> **Objective**
Images are excluded; otherwise, output every record exactly.

Data records
━━━

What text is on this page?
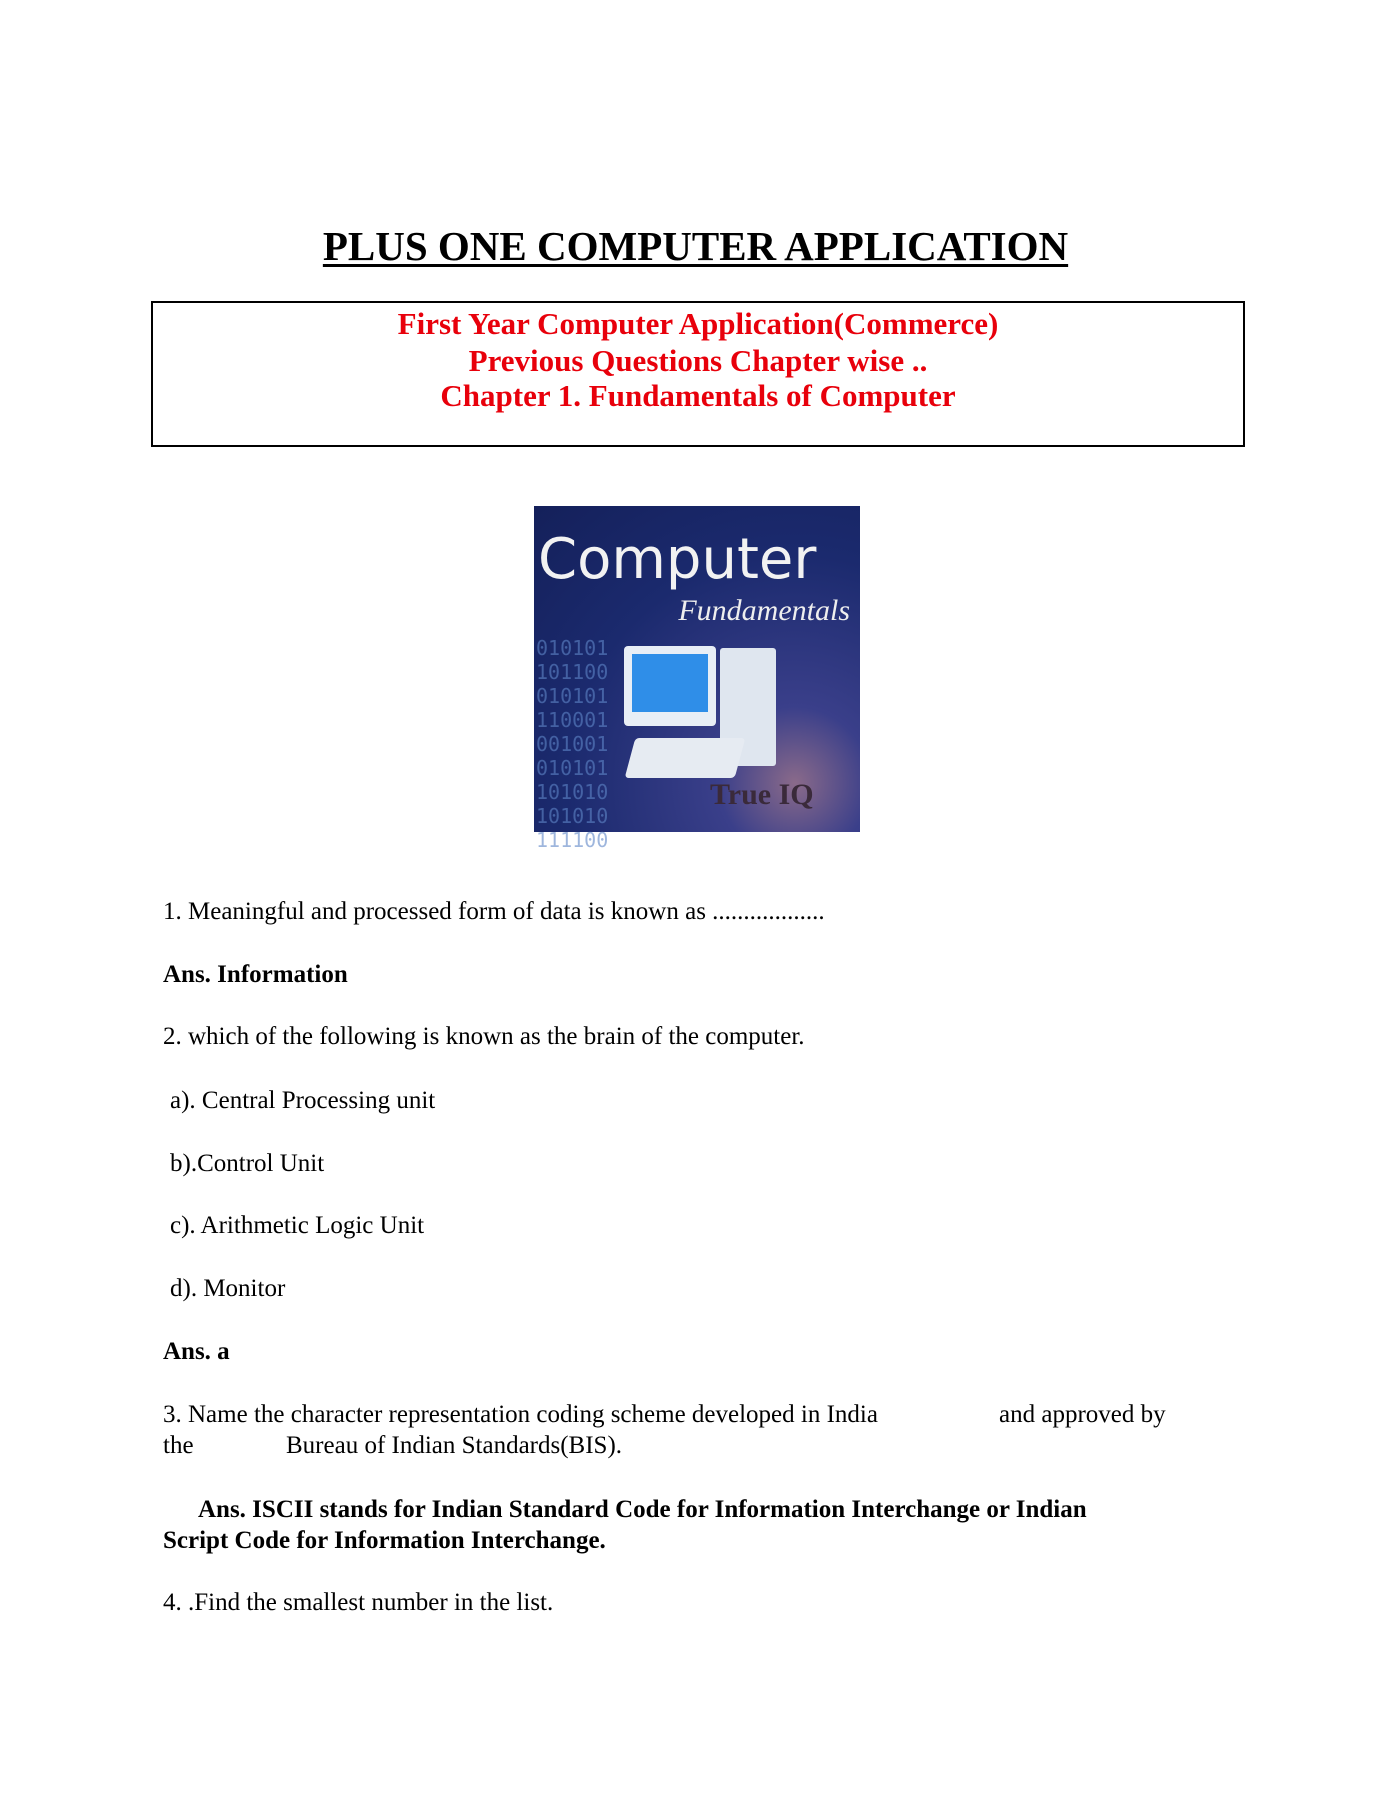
PLUS ONE COMPUTER APPLICATION
First Year Computer Application(Commerce)
Previous Questions Chapter wise ..
Chapter 1. Fundamentals of Computer
010101
101100
010101
110001
001001
010101
101010
101010
111100
Computer
Fundamentals
True IQ
1. Meaningful and processed form of data is known as ..................
Ans. Information
2. which of the following is known as the brain of the computer.
a). Central Processing unit
b).Control Unit
c). Arithmetic Logic Unit
d). Monitor
Ans. a
3. Name the character representation coding scheme developed in India	and approved by
the	Bureau of Indian Standards(BIS).
Ans. ISCII stands for Indian Standard Code for Information Interchange or Indian
Script Code for Information Interchange.
4. .Find the smallest number in the list.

━━━

> **Correct output**
What text is on this page?
PLUS ONE COMPUTER APPLICATION
First Year Computer Application(Commerce)
Previous Questions Chapter wise ..
Chapter 1. Fundamentals of Computer
010101
101100
010101
110001
001001
010101
101010
101010
111100
Computer
Fundamentals
True IQ
1. Meaningful and processed form of data is known as ..................
Ans. Information
2. which of the following is known as the brain of the computer.
a). Central Processing unit
b).Control Unit
c). Arithmetic Logic Unit
d). Monitor
Ans. a
3. Name the character representation coding scheme developed in India	and approved by
the	Bureau of Indian Standards(BIS).
Ans. ISCII stands for Indian Standard Code for Information Interchange or Indian
Script Code for Information Interchange.
4. .Find the smallest number in the list.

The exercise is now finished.